- **GIVEN EXERCISE 1**: Print everything in the popping cork thread from "my leader is" down to "taking a minnow?".
- **GIVEN EXERCISE 2**: From the popping cork thread, list each item that new2salt says is in the tacklebox for making a homemade rig.
- **GIVEN EXERCISE 3**: Go on with the popping cork thread from the point where it stops.

- **PROVIDED PASSAGE**:
# Popping Float/Shrimp Rig for Trout??????????



## new2salt

I read somewhere about a rig that uses a popping/chugger float and live shrimp to catch trout.  My question is does anyone have a description or photo of this rig/setup? Any and all info on line length and size and hook style and size would be greatly appreciated.  Thanks in advance. :fishing:


----------



## Ryan Y

You can by the popping cork set ups now in most stores. Ive seen them here in the local wall marts. I use them and they catch fish. Ive been using the DOA brand with the DOA shrimp....good stuff.


----------



## basstardo

This is a crude drawing I found on the web, but you'll get the idea. Do a search for popping cork rig on Google and you'll find a ton of information.


----------



## ledweightII

*poppin' corks*

ive had my first successful year using this setup and will always use this..
there are several brands but the main one is called a cajun cork..there is a metal rod through the center and the cork slides up and down this..at one end is a weight and on both ends some beads that make noise when you pop your rod back a little..
my leader is from one hand stretched to the other or about 3ft..i use a 1/4 weight about half way down the leader....works great..


----------



## new2salt

Thanks everyone for the info. I picked up a couple rigs at Gander Mountain yesterday and I'm anxious to try them out. 

I have 4 weighted popping corks in my tacklebox that are 3-4" long, some #131 Malin wire, beads, #25 flouracarbon, and swivels to make my own. Are these floats and line size to big or do I need to drop down some? 

Second question is how will the fish normally react to this setup? What I been is will it usually be a sudden hard hit or a slow tug, kind of like a crappie taking a minnow? 

Third question is what size and kind of hook works best with live shrimp or am I better to use a jig head? Thanks again in advance for any info.

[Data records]

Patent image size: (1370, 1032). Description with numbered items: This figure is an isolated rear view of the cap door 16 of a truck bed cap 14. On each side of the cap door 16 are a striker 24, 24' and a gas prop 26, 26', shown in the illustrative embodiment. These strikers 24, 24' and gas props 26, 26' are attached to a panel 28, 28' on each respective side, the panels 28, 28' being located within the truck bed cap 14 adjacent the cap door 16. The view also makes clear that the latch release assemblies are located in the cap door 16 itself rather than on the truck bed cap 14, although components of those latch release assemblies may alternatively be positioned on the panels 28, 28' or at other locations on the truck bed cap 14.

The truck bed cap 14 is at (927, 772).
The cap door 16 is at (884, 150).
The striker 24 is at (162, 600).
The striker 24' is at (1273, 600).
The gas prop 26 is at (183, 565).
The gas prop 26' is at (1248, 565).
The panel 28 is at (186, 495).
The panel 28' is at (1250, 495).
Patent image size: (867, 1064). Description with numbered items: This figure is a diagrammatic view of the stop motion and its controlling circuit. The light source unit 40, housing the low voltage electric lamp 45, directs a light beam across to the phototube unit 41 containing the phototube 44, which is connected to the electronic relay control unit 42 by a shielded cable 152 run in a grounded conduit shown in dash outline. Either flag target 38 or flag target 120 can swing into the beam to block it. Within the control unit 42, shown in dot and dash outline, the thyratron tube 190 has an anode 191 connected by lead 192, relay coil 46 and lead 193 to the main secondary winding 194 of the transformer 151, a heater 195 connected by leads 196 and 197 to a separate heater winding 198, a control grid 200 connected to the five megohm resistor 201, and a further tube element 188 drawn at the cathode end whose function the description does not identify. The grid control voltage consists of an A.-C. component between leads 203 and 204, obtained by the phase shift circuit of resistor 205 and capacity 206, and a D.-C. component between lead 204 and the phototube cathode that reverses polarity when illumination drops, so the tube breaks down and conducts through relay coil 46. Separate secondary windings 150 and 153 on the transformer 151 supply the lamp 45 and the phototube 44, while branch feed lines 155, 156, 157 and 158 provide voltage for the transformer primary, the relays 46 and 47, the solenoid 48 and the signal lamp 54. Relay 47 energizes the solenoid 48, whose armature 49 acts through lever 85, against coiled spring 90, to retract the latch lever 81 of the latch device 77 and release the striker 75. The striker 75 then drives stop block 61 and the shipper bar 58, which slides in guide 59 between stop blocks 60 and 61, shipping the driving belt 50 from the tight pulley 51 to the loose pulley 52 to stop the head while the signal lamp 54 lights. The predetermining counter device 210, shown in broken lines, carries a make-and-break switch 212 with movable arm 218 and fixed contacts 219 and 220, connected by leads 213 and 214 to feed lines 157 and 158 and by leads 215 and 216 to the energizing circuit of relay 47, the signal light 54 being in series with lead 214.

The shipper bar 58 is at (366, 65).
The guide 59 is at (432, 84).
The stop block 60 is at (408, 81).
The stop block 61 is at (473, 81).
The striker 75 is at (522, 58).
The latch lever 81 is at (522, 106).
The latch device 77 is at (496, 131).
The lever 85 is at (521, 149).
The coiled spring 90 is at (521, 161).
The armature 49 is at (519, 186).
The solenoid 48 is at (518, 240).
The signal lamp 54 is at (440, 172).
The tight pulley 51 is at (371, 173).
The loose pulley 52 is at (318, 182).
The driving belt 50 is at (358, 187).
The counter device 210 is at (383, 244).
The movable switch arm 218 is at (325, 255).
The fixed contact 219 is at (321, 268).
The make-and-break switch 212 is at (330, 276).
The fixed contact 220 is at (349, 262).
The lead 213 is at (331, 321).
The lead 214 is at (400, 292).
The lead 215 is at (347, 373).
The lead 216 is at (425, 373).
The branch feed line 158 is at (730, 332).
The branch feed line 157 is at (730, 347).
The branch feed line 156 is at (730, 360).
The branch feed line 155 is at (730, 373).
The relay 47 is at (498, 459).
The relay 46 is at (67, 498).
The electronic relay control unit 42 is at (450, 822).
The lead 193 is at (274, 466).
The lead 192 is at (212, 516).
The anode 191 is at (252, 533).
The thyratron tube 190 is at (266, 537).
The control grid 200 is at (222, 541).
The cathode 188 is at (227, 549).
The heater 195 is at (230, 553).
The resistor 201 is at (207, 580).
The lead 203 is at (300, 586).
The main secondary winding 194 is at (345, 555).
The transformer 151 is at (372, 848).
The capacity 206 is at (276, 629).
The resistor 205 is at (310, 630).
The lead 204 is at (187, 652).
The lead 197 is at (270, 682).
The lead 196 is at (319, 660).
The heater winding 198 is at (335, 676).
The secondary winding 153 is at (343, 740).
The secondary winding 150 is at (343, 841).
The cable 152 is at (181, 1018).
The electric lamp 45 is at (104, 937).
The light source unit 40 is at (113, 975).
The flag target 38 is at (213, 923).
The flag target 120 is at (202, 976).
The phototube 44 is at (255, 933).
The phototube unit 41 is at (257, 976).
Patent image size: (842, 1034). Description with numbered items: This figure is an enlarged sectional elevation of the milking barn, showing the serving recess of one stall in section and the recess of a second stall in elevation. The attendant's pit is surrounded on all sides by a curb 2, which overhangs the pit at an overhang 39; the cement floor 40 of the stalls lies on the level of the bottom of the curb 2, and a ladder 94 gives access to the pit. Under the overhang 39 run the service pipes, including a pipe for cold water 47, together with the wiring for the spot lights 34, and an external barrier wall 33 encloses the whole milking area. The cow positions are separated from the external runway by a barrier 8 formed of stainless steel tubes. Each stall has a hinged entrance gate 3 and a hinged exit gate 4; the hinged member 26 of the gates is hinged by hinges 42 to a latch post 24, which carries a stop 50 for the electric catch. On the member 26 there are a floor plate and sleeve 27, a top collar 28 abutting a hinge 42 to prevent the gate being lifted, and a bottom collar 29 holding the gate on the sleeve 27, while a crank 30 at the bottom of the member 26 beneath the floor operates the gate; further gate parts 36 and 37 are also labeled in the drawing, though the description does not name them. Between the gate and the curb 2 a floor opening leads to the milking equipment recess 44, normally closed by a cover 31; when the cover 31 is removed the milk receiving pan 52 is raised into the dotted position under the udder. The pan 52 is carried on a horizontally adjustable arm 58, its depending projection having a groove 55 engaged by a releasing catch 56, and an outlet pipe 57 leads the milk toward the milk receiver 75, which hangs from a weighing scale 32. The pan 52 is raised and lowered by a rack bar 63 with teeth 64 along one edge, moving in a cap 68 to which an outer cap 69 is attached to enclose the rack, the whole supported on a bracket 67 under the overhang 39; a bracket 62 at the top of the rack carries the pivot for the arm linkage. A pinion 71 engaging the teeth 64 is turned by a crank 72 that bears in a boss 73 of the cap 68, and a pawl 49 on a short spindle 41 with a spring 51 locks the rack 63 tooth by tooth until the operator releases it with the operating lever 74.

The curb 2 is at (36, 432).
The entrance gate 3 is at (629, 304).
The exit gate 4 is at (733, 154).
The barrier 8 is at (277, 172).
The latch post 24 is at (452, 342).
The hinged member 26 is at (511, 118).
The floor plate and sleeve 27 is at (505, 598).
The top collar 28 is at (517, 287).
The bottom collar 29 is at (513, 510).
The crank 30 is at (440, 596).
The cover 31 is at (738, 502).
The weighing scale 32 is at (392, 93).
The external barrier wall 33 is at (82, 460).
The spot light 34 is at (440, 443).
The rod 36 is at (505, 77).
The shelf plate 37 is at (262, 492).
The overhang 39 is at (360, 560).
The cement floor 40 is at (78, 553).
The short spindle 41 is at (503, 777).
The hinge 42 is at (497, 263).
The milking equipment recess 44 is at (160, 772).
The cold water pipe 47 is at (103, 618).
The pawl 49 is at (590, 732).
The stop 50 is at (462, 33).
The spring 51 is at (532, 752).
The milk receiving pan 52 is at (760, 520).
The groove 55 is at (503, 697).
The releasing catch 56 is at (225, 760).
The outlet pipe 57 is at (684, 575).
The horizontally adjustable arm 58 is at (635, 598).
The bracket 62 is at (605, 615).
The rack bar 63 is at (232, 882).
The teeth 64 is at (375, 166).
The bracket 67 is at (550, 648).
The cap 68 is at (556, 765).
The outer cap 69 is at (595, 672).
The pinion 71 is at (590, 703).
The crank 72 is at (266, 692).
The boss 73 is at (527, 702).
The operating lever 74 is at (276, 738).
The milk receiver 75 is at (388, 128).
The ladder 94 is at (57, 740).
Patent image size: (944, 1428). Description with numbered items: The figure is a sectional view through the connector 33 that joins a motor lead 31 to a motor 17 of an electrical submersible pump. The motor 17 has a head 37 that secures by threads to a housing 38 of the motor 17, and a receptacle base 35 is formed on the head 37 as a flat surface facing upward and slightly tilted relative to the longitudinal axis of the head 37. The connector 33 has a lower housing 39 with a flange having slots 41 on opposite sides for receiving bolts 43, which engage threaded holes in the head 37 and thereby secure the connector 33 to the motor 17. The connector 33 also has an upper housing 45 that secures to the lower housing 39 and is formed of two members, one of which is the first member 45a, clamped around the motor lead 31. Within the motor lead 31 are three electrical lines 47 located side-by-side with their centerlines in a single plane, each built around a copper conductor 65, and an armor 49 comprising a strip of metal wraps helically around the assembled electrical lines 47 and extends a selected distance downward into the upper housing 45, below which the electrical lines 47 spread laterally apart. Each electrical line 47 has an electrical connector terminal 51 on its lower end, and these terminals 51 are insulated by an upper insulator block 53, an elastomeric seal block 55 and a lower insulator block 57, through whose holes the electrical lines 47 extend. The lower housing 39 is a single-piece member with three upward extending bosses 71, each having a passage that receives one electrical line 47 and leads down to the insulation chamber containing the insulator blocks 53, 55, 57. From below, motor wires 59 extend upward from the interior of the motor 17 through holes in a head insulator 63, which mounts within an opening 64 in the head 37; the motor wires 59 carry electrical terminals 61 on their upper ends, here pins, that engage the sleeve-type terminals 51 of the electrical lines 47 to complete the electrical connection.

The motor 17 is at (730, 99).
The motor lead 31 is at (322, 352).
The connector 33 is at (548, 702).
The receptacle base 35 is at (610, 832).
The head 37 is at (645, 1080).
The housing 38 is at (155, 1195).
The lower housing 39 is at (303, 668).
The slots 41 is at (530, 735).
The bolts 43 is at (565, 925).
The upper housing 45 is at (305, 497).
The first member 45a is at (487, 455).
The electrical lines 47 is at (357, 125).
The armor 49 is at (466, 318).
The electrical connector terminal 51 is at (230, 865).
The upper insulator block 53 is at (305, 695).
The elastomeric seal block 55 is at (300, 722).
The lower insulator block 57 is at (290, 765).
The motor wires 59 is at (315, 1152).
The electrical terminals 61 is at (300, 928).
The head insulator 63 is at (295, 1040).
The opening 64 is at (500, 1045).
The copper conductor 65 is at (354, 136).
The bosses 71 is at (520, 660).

- **ANSWER 1**:
my leader is from one hand stretched to the other or about 3ft..i use a 1/4 weight about half way down the leader....works great..


----------



## new2salt

Thanks everyone for the info. I picked up a couple rigs at Gander Mountain yesterday and I'm anxious to try them out. 

I have 4 weighted popping corks in my tacklebox that are 3-4" long, some #131 Malin wire, beads, #25 flouracarbon, and swivels to make my own. Are these floats and line size to big or do I need to drop down some? 

Second question is how will the fish normally react to this setup? What I been is will it usually be a sudden hard hit or a slow tug, kind of like a crappie taking a minnow?

- **ANSWER 2**:
- 4 weighted popping corks, 3-4" long
- #131 Malin wire
- Beads
- #25 flouracarbon
- Swivels

- **ANSWER 3**:
----------



## Trout MAn

I use a poppin cork religiously here in Savannah Ga, I use a Cajun Thunder (poppin cork) I also use a float Bass pro uses that is adjustable. From your line tie the poppin cork, then depending on the depth your fishing about 4-5 ft of segar flourocarbon 20-30 lb test line. Then i tie a size 2 kahle hook then all you need is a live shrinp or mud minnow. words of wisdom....if your fishing in 5 ft of water you want a 3-4 ft leader ...adjust if everyone else is catching fish and your not.....it does make a difference. You can use a split shot or two , but i go all natural that the way the shrimp is life like swimming freely


----------



## Trout MAn

and to the above post.....Trout,redfish will take it under fast with out you realizing it. Flounder will slowly take it under and slowly move it across the bottom....


----------



## Charlie2

*Popping Corks*

I have fished commercially for Speckled Trout and Redfish with the popping rig and variations and they all work.

One mistake? that I see people make is making too much noise. I think that, in some cases, it will disturb the fish and scare they away. 

In some cases, when it's extremely windy, it is necessary to make more noise(pop) to attract the fish.

What works for me is a 'gurgle' for lack of a better word, made by pulling the cork under with a gentle tug, which emulates a fish taking something off the surface. Other fish come to see what's happening and see the shrimp or strip of mullet.

The Cajun Thunder and other similar baits use beads which strike one another to create a clicking noise which is supposed to emulate the clicking noise made by a shrimp. I've used them with much success.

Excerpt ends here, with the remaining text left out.